BRANO DI PARTENZA

####################

LA CORTE SUPREMA DI CASSAZIONE

SEZIONE LAVORO

Composta dagli Ill.mi Sigg.ri Magistrati:

Dott. NOBILE Vittorio – Presidente –

Dott. VENUTI Pietro – Consigliere –

Dott. BRONZINI Giuseppe – Consigliere –

Dott. DE GREGORIO Federico – Consigliere –

Dott. LORITO Matilde – rel. Consigliere –

ha pronunciato la seguente:

SENTENZA

sul ricorso 20994-2013 proposto da:

B.R.I., C.F. (OMISSIS), elettivamente domiciliato in ROMA,

VIA FABIO MASSIMO, 45, presso lo studio dell’avvocato LUIGI MATTEO,

rappresentato e difeso dall’avvocato DONNINO DONNINI, giusta delega

in atti;

– ricorrente –

contro

V.G., C.F. (OMISSIS), in proprio e quale liquidatore

ed amministratore della cessata società “FONDERIA GHISA METALLI

V.E.C.O. S.R.L. IN LIQUIDAZIONE, V.S., C.F. (OMISSIS),

in proprio e quale socio della cessata società “FONDERIA GHISA

METALLI V.E.C.O. S.R.L., V.F. C.F. (OMISSIS) in

proprio e quale socio della cessata società “FONDERIA GHISA METALLI

V.E.C.O. S.R.L., tutti elettivamente domiciliati in ROMA, VIA

MAGLIANO SABINA 24, presso lo studio dell’avvocato LUIGI PETTINARI,

rappresentati e difesi dagli avvocati ALESSANDRO LUCCHETTI, ALBERTO

LUCCHETTI, giusta delega in atti;

– controricorrenti –

avverso la sentenza n 1199/2012 della CORTE D’APPELLO di ANCONA,

depositata il 14/01/2013 R.G.N. 6/2009;

udita la relazione della causa svolta nella pubblica udienza del

21/04/2016 dal Consigliere Dott. MATILDE LORITO;

udito l’Avvocato LUIGI MATTEO per delega Avvocato DONNINO DONNINI;

udito l’Avvocato LUCCHETTI ALESSANDRO;

udito il P.M. in persona del Sostituto Procuratore Generale Dott.

####################

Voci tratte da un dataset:
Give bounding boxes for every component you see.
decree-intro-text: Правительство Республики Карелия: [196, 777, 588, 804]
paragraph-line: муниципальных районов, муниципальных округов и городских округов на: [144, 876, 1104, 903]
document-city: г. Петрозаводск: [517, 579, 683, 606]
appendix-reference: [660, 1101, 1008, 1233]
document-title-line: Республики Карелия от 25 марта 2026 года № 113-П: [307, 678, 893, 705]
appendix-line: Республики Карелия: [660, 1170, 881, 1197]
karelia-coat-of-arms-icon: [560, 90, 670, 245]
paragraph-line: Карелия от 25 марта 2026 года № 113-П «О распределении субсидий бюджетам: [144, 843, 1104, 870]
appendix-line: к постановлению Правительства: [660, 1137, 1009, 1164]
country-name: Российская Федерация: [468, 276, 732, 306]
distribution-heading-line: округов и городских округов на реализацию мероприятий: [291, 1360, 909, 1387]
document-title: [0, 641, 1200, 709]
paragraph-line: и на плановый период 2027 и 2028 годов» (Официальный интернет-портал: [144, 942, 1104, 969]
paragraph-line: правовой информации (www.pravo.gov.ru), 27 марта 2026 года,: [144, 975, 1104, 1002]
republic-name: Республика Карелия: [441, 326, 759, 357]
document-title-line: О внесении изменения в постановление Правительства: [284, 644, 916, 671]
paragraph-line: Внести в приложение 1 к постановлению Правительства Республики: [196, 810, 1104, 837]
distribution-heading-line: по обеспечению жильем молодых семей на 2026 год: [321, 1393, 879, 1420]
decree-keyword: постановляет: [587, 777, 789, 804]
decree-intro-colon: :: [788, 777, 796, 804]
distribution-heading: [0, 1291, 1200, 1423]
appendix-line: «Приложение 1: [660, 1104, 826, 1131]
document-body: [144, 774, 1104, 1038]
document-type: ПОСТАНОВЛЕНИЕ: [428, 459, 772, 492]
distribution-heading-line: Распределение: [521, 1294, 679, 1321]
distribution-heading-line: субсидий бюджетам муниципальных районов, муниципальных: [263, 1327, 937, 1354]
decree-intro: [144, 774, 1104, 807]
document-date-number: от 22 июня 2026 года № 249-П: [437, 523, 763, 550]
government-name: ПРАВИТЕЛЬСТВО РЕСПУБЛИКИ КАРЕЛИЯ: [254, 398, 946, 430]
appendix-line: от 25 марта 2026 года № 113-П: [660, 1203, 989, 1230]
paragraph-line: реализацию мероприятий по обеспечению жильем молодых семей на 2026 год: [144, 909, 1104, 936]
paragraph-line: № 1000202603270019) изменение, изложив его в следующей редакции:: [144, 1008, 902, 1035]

####################

ESERCIZI DA SVOLGERE
1 - Secondo il testo della sentenza, chi era il presidente del collegio?
2 - Riporta dal testo della sentenza il tratto che va da "21/04/2016 dal Consigliere" fino a "Procuratore Generale Dott.".
3 - Riprendi il testo della sentenza dal punto in cui si ferma e prosegui.

RISPOSTE PER ESERCIZIO
1 - Il Dott. Vittorio Nobile.

2 -
21/04/2016 dal Consigliere Dott. MATILDE LORITO;

udito l’Avvocato LUIGI MATTEO per delega Avvocato DONNINO DONNINI;

udito l’Avvocato LUCCHETTI ALESSANDRO;

udito il P.M. in persona del Sostituto Procuratore Generale Dott.

3 -
CELESTE Alberto, che ha concluso per l’inammissibilità, in

subordine rigetto.

Fatto

SVOLGIMENTO DEL PROCESSO

La Corte d’Appello di Ancona confermava la sentenza del giudice della stessa sede con cui era stato respinto il ricorso proposto da B.R.I. nei confronti della Fonderia Ghisa-Metalli V.E.C.O. s.r.l. inteso a conseguire il risarcimento del danno risentito per effetto del comportamento persecutorio adottato nei suoi confronti, trasfuso in atti reiterati nel tempo, contrari al principio di correttezza e buona fede, oltre che gravemente lesivi del diritto alla salute e idonei ad ingenerare un danno morale ed esistenziale.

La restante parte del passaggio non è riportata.